** Objective **
Write out each entry again. Keep every word exactly as it is.

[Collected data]
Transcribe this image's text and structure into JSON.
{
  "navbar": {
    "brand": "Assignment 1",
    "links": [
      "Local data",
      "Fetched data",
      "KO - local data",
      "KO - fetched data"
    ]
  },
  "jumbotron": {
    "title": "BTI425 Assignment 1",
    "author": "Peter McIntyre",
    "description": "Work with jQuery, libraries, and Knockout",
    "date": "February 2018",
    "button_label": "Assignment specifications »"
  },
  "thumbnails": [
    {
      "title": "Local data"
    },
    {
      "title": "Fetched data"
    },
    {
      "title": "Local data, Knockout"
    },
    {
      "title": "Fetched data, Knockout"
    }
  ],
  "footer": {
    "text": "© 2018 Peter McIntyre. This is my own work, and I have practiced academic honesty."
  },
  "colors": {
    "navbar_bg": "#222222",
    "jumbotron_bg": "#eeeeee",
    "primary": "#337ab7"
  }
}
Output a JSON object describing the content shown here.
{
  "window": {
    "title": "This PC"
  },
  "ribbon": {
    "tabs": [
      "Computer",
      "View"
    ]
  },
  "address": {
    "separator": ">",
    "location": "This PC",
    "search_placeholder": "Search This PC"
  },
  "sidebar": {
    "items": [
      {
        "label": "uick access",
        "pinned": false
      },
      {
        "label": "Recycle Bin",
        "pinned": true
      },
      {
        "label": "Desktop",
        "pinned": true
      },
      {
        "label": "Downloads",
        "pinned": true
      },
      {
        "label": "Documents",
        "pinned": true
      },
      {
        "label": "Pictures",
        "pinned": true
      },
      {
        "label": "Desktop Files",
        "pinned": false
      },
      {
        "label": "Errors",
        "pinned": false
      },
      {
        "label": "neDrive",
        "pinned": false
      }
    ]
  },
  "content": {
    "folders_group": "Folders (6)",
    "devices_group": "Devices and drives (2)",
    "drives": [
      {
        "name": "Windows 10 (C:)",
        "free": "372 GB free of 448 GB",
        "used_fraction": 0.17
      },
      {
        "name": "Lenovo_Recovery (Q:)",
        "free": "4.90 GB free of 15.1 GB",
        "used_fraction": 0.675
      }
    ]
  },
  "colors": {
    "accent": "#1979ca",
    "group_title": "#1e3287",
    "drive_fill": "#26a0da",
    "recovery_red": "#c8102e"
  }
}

** Problem solution **
Transcribe this image's text and structure into JSON.
{
  "navbar": {
    "brand": "Assignment 1",
    "links": [
      "Local data",
      "Fetched data",
      "KO - local data",
      "KO - fetched data"
    ]
  },
  "jumbotron": {
    "title": "BTI425 Assignment 1",
    "author": "Peter McIntyre",
    "description": "Work with jQuery, libraries, and Knockout",
    "date": "February 2018",
    "button_label": "Assignment specifications »"
  },
  "thumbnails": [
    {
      "title": "Local data"
    },
    {
      "title": "Fetched data"
    },
    {
      "title": "Local data, Knockout"
    },
    {
      "title": "Fetched data, Knockout"
    }
  ],
  "footer": {
    "text": "© 2018 Peter McIntyre. This is my own work, and I have practiced academic honesty."
  },
  "colors": {
    "navbar_bg": "#222222",
    "jumbotron_bg": "#eeeeee",
    "primary": "#337ab7"
  }
}
Output a JSON object describing the content shown here.
{
  "window": {
    "title": "This PC"
  },
  "ribbon": {
    "tabs": [
      "Computer",
      "View"
    ]
  },
  "address": {
    "separator": ">",
    "location": "This PC",
    "search_placeholder": "Search This PC"
  },
  "sidebar": {
    "items": [
      {
        "label": "uick access",
        "pinned": false
      },
      {
        "label": "Recycle Bin",
        "pinned": true
      },
      {
        "label": "Desktop",
        "pinned": true
      },
      {
        "label": "Downloads",
        "pinned": true
      },
      {
        "label": "Documents",
        "pinned": true
      },
      {
        "label": "Pictures",
        "pinned": true
      },
      {
        "label": "Desktop Files",
        "pinned": false
      },
      {
        "label": "Errors",
        "pinned": false
      },
      {
        "label": "neDrive",
        "pinned": false
      }
    ]
  },
  "content": {
    "folders_group": "Folders (6)",
    "devices_group": "Devices and drives (2)",
    "drives": [
      {
        "name": "Windows 10 (C:)",
        "free": "372 GB free of 448 GB",
        "used_fraction": 0.17
      },
      {
        "name": "Lenovo_Recovery (Q:)",
        "free": "4.90 GB free of 15.1 GB",
        "used_fraction": 0.675
      }
    ]
  },
  "colors": {
    "accent": "#1979ca",
    "group_title": "#1e3287",
    "drive_fill": "#26a0da",
    "recovery_red": "#c8102e"
  }
}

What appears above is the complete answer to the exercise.